(Dataset rows)
* Begin *
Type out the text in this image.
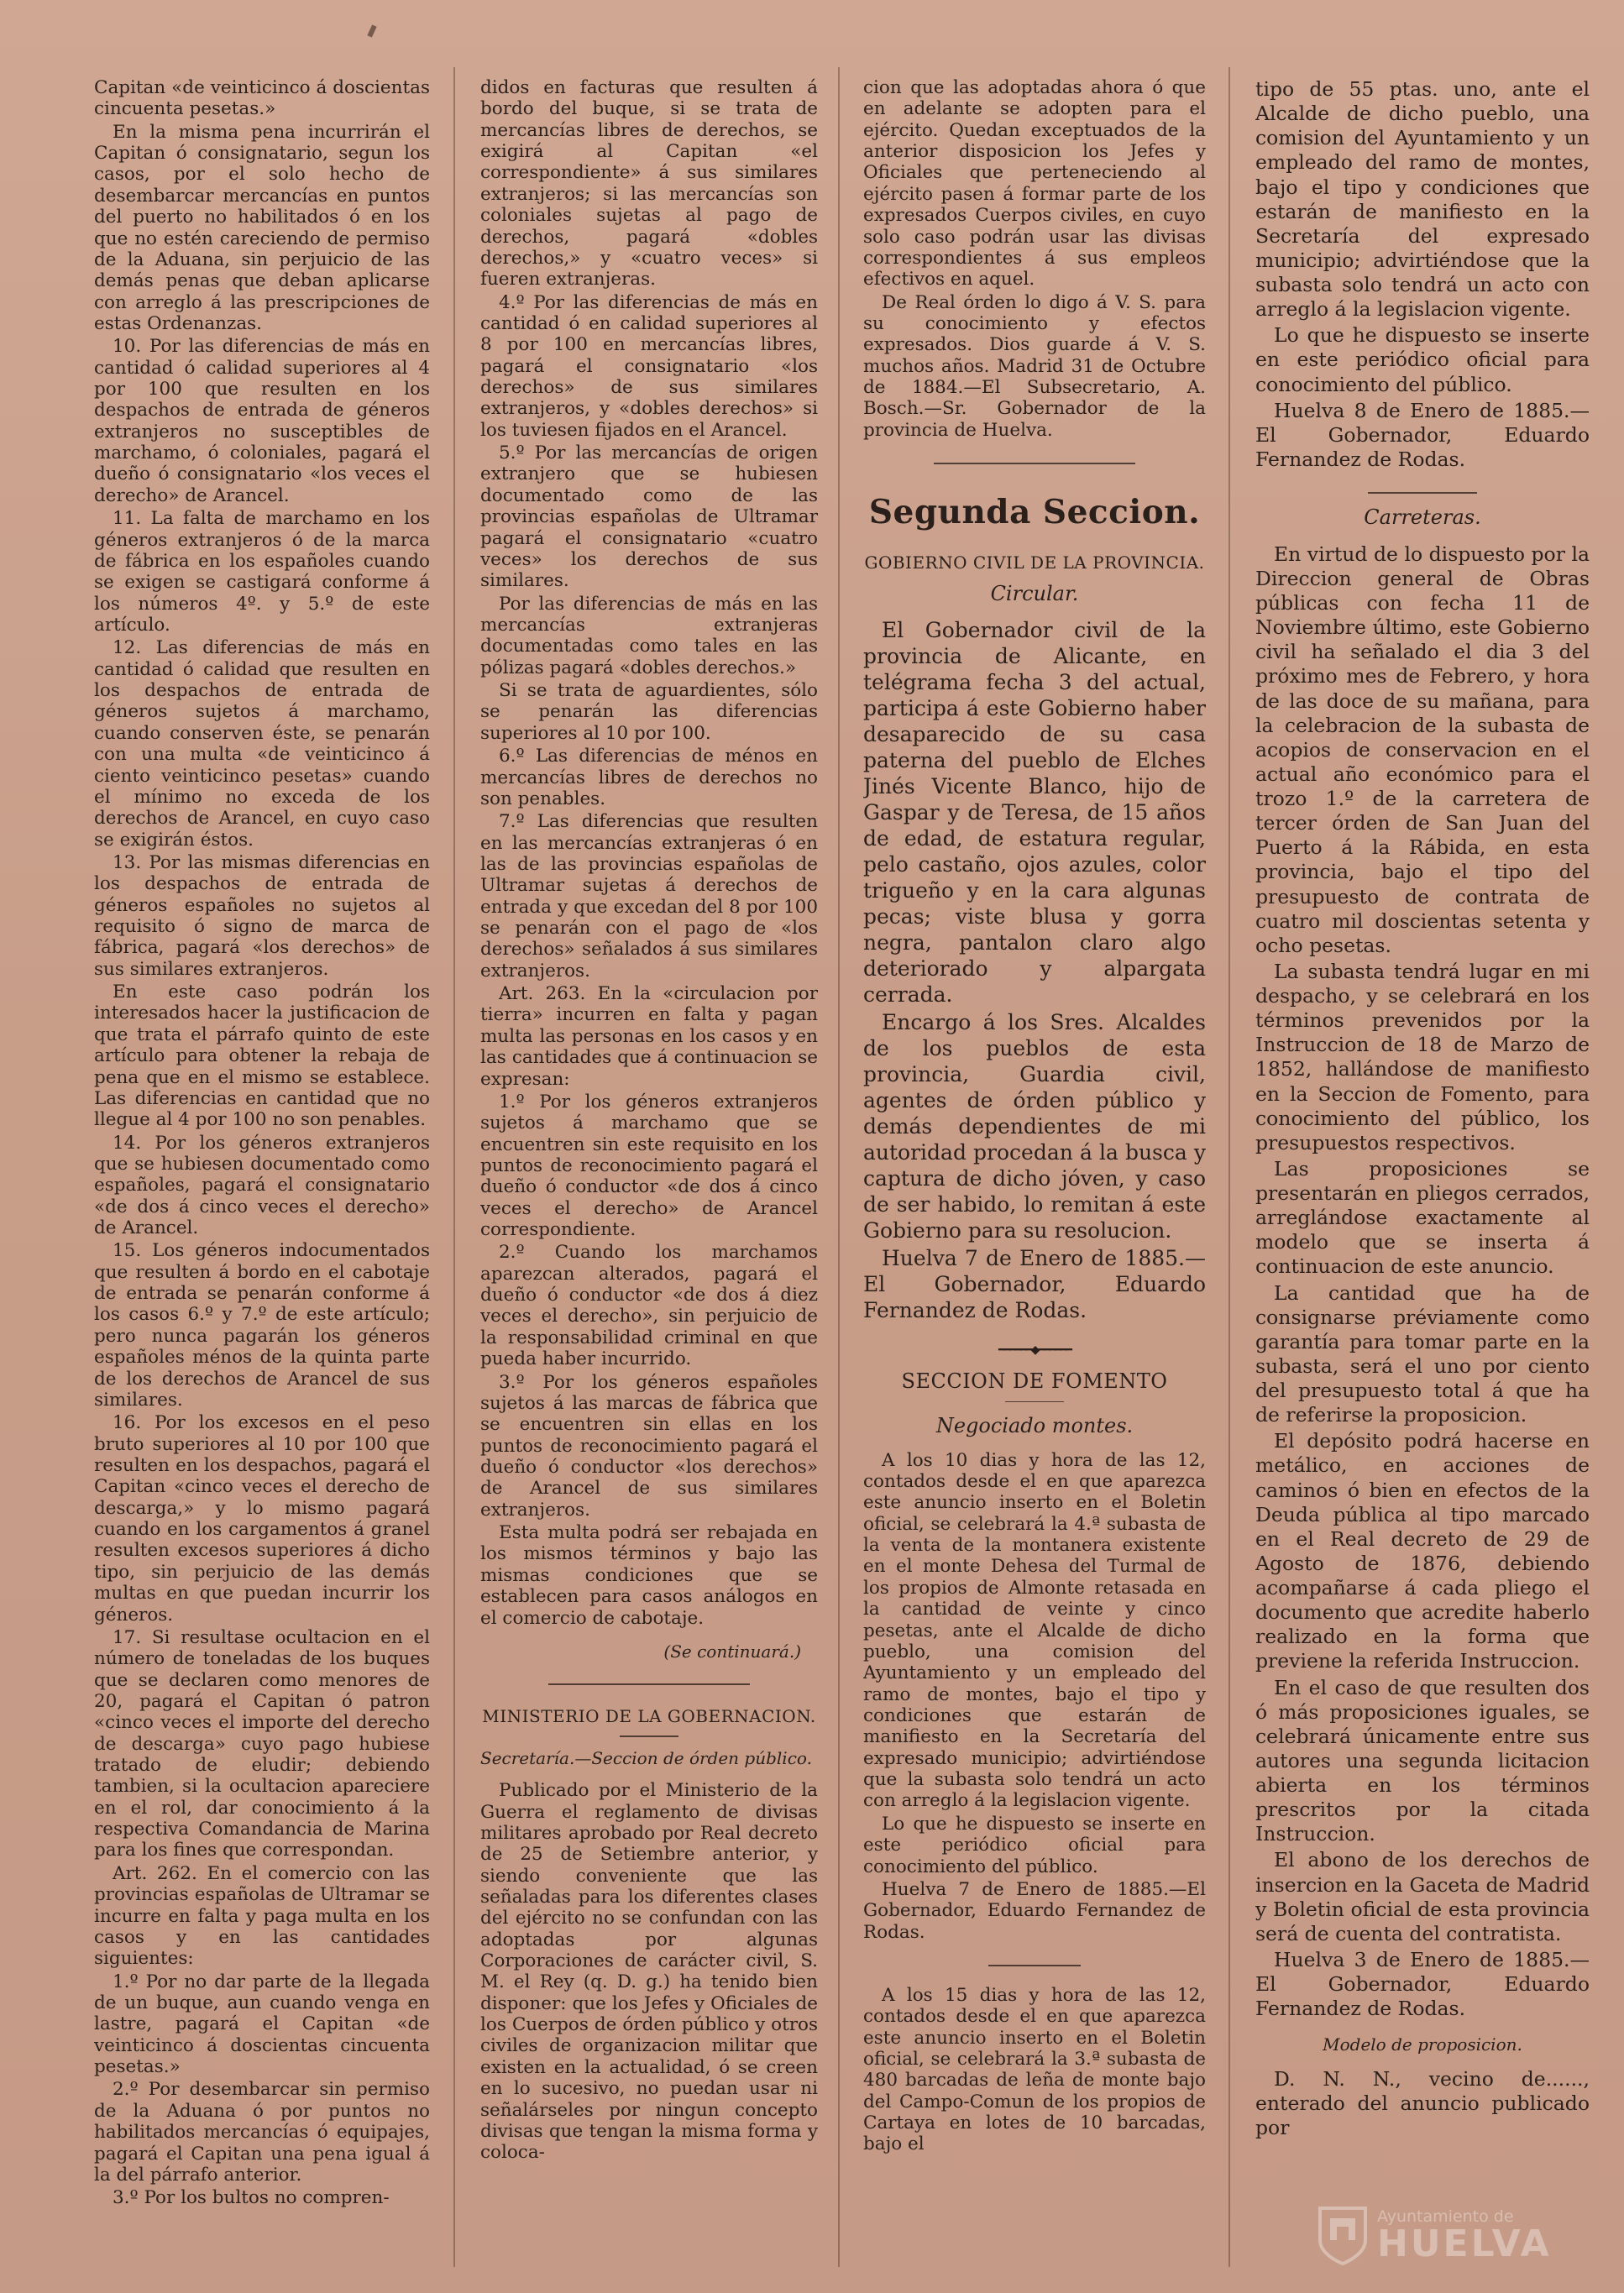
Capitan «de veinticinco á doscientas cincuenta pesetas.»

En la misma pena incurrirán el Capitan ó consignatario, segun los casos, por el solo hecho de desembarcar mercancías en puntos del puerto no habilitados ó en los que no estén careciendo de permiso de la Aduana, sin perjuicio de las demás penas que deban aplicarse con arreglo á las prescripciones de estas Ordenanzas.

10. Por las diferencias de más en cantidad ó calidad superiores al 4 por 100 que resulten en los despachos de entrada de géneros extranjeros no susceptibles de marchamo, ó coloniales, pagará el dueño ó consignatario «los veces el derecho» de Arancel.

11. La falta de marchamo en los géneros extranjeros ó de la marca de fábrica en los españoles cuando se exigen se castigará conforme á los números 4º. y 5.º de este artículo.

12. Las diferencias de más en cantidad ó calidad que resulten en los despachos de entrada de géneros sujetos á marchamo, cuando conserven éste, se penarán con una multa «de veinticinco á ciento veinticinco pesetas» cuando el mínimo no exceda de los derechos de Arancel, en cuyo caso se exigirán éstos.

13. Por las mismas diferencias en los despachos de entrada de géneros españoles no sujetos al requisito ó signo de marca de fábrica, pagará «los derechos» de sus similares extranjeros.

En este caso podrán los interesados hacer la justificacion de que trata el párrafo quinto de este artículo para obtener la rebaja de pena que en el mismo se establece. Las diferencias en cantidad que no llegue al 4 por 100 no son penables.

14. Por los géneros extranjeros que se hubiesen documentado como españoles, pagará el consignatario «de dos á cinco veces el derecho» de Arancel.

15. Los géneros indocumentados que resulten á bordo en el cabotaje de entrada se penarán conforme á los casos 6.º y 7.º de este artículo; pero nunca pagarán los géneros españoles ménos de la quinta parte de los derechos de Arancel de sus similares.

16. Por los excesos en el peso bruto superiores al 10 por 100 que resulten en los despachos, pagará el Capitan «cinco veces el derecho de descarga,» y lo mismo pagará cuando en los cargamentos á granel resulten excesos superiores á dicho tipo, sin perjuicio de las demás multas en que puedan incurrir los géneros.

17. Si resultase ocultacion en el número de toneladas de los buques que se declaren como menores de 20, pagará el Capitan ó patron «cinco veces el importe del derecho de descarga» cuyo pago hubiese tratado de eludir; debiendo tambien, si la ocultacion apareciere en el rol, dar conocimiento á la respectiva Comandancia de Marina para los fines que correspondan.

Art. 262. En el comercio con las provincias españolas de Ultramar se incurre en falta y paga multa en los casos y en las cantidades siguientes:

1.º Por no dar parte de la llegada de un buque, aun cuando venga en lastre, pagará el Capitan «de veinticinco á doscientas cincuenta pesetas.»

2.º Por desembarcar sin permiso de la Aduana ó por puntos no habilitados mercancías ó equipajes, pagará el Capitan una pena igual á la del párrafo anterior.

3.º Por los bultos no compren-

didos en facturas que resulten á bordo del buque, si se trata de mercancías libres de derechos, se exigirá al Capitan «el correspondiente» á sus similares extranjeros; si las mercancías son coloniales sujetas al pago de derechos, pagará «dobles derechos,» y «cuatro veces» si fueren extranjeras.

4.º Por las diferencias de más en cantidad ó en calidad superiores al 8 por 100 en mercancías libres, pagará el consignatario «los derechos» de sus similares extranjeros, y «dobles derechos» si los tuviesen fijados en el Arancel.

5.º Por las mercancías de origen extranjero que se hubiesen documentado como de las provincias españolas de Ultramar pagará el consignatario «cuatro veces» los derechos de sus similares.

Por las diferencias de más en las mercancías extranjeras documentadas como tales en las pólizas pagará «dobles derechos.»

Si se trata de aguardientes, sólo se penarán las diferencias superiores al 10 por 100.

6.º Las diferencias de ménos en mercancías libres de derechos no son penables.

7.º Las diferencias que resulten en las mercancías extranjeras ó en las de las provincias españolas de Ultramar sujetas á derechos de entrada y que excedan del 8 por 100 se penarán con el pago de «los derechos» señalados á sus similares extranjeros.

Art. 263. En la «circulacion por tierra» incurren en falta y pagan multa las personas en los casos y en las cantidades que á continuacion se expresan:

1.º Por los géneros extranjeros sujetos á marchamo que se encuentren sin este requisito en los puntos de reconocimiento pagará el dueño ó conductor «de dos á cinco veces el derecho» de Arancel correspondiente.

2.º Cuando los marchamos aparezcan alterados, pagará el dueño ó conductor «de dos á diez veces el derecho», sin perjuicio de la responsabilidad criminal en que pueda haber incurrido.

3.º Por los géneros españoles sujetos á las marcas de fábrica que se encuentren sin ellas en los puntos de reconocimiento pagará el dueño ó conductor «los derechos» de Arancel de sus similares extranjeros.

Esta multa podrá ser rebajada en los mismos términos y bajo las mismas condiciones que se establecen para casos análogos en el comercio de cabotaje.

(Se continuará.)
MINISTERIO DE LA GOBERNACION.

Secretaría.—Seccion de órden público.

Publicado por el Ministerio de la Guerra el reglamento de divisas militares aprobado por Real decreto de 25 de Setiembre anterior, y siendo conveniente que las señaladas para los diferentes clases del ejército no se confundan con las adoptadas por algunas Corporaciones de carácter civil, S. M. el Rey (q. D. g.) ha tenido bien disponer: que los Jefes y Oficiales de los Cuerpos de órden público y otros civiles de organizacion militar que existen en la actualidad, ó se creen en lo sucesivo, no puedan usar ni señalárseles por ningun concepto divisas que tengan la misma forma y coloca-

cion que las adoptadas ahora ó que en adelante se adopten para el ejército. Quedan exceptuados de la anterior disposicion los Jefes y Oficiales que perteneciendo al ejército pasen á formar parte de los expresados Cuerpos civiles, en cuyo solo caso podrán usar las divisas correspondientes á sus empleos efectivos en aquel.

De Real órden lo digo á V. S. para su conocimiento y efectos expresados. Dios guarde á V. S. muchos años. Madrid 31 de Octubre de 1884.—El Subsecretario, A. Bosch.—Sr. Gobernador de la provincia de Huelva.

Segunda Seccion.
GOBIERNO CIVIL DE LA PROVINCIA.
Circular.

El Gobernador civil de la provincia de Alicante, en telégrama fecha 3 del actual, participa á este Gobierno haber desaparecido de su casa paterna del pueblo de Elches Jinés Vicente Blanco, hijo de Gaspar y de Teresa, de 15 años de edad, de estatura regular, pelo castaño, ojos azules, color trigueño y en la cara algunas pecas; viste blusa y gorra negra, pantalon claro algo deteriorado y alpargata cerrada.

Encargo á los Sres. Alcaldes de los pueblos de esta provincia, Guardia civil, agentes de órden público y demás dependientes de mi autoridad procedan á la busca y captura de dicho jóven, y caso de ser habido, lo remitan á este Gobierno para su resolucion.

Huelva 7 de Enero de 1885.—El Gobernador, Eduardo Fernandez de Rodas.

━━━━━━◆━━━━━━
SECCION DE FOMENTO
Negociado montes.

A los 10 dias y hora de las 12, contados desde el en que aparezca este anuncio inserto en el Boletin oficial, se celebrará la 4.ª subasta de la venta de la montanera existente en el monte Dehesa del Turmal de los propios de Almonte retasada en la cantidad de veinte y cinco pesetas, ante el Alcalde de dicho pueblo, una comision del Ayuntamiento y un empleado del ramo de montes, bajo el tipo y condiciones que estarán de manifiesto en la Secretaría del expresado municipio; advirtiéndose que la subasta solo tendrá un acto con arreglo á la legislacion vigente.

Lo que he dispuesto se inserte en este periódico oficial para conocimiento del público.

Huelva 7 de Enero de 1885.—El Gobernador, Eduardo Fernandez de Rodas.

A los 15 dias y hora de las 12, contados desde el en que aparezca este anuncio inserto en el Boletin oficial, se celebrará la 3.ª subasta de 480 barcadas de leña de monte bajo del Campo-Comun de los propios de Cartaya en lotes de 10 barcadas, bajo el

tipo de 55 ptas. uno, ante el Alcalde de dicho pueblo, una comision del Ayuntamiento y un empleado del ramo de montes, bajo el tipo y condiciones que estarán de manifiesto en la Secretaría del expresado municipio; advirtiéndose que la subasta solo tendrá un acto con arreglo á la legislacion vigente.

Lo que he dispuesto se inserte en este periódico oficial para conocimiento del público.

Huelva 8 de Enero de 1885.—El Gobernador, Eduardo Fernandez de Rodas.

Carreteras.

En virtud de lo dispuesto por la Direccion general de Obras públicas con fecha 11 de Noviembre último, este Gobierno civil ha señalado el dia 3 del próximo mes de Febrero, y hora de las doce de su mañana, para la celebracion de la subasta de acopios de conservacion en el actual año económico para el trozo 1.º de la carretera de tercer órden de San Juan del Puerto á la Rábida, en esta provincia, bajo el tipo del presupuesto de contrata de cuatro mil doscientas setenta y ocho pesetas.

La subasta tendrá lugar en mi despacho, y se celebrará en los términos prevenidos por la Instruccion de 18 de Marzo de 1852, hallándose de manifiesto en la Seccion de Fomento, para conocimiento del público, los presupuestos respectivos.

Las proposiciones se presentarán en pliegos cerrados, arreglándose exactamente al modelo que se inserta á continuacion de este anuncio.

La cantidad que ha de consignarse préviamente como garantía para tomar parte en la subasta, será el uno por ciento del presupuesto total á que ha de referirse la proposicion.

El depósito podrá hacerse en metálico, en acciones de caminos ó bien en efectos de la Deuda pública al tipo marcado en el Real decreto de 29 de Agosto de 1876, debiendo acompañarse á cada pliego el documento que acredite haberlo realizado en la forma que previene la referida Instruccion.

En el caso de que resulten dos ó más proposiciones iguales, se celebrará únicamente entre sus autores una segunda licitacion abierta en los términos prescritos por la citada Instruccion.

El abono de los derechos de insercion en la Gaceta de Madrid y Boletin oficial de esta provincia será de cuenta del contratista.

Huelva 3 de Enero de 1885.—El Gobernador, Eduardo Fernandez de Rodas.

Modelo de proposicion.

D. N. N., vecino de......, enterado del anuncio publicado por

Ayuntamiento de
HUELVA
* End *
▸ STATED GOAL: Pick out each line that holds the string "fábrica".

▸ OUTPUT OF THE EXERCISE:
11. La falta de marchamo en los géneros extranjeros ó de la marca de fábrica en los españoles cuando se exigen se castigará conforme á los números 4º. y 5.º de este artículo.
13. Por las mismas diferencias en los despachos de entrada de géneros españoles no sujetos al requisito ó signo de marca de fábrica, pagará «los derechos» de sus similares extranjeros.
3.º Por los géneros españoles sujetos á las marcas de fábrica que se encuentren sin ellas en los puntos de reconocimiento pagará el dueño ó conductor «los derechos» de Arancel de sus similares extranjeros.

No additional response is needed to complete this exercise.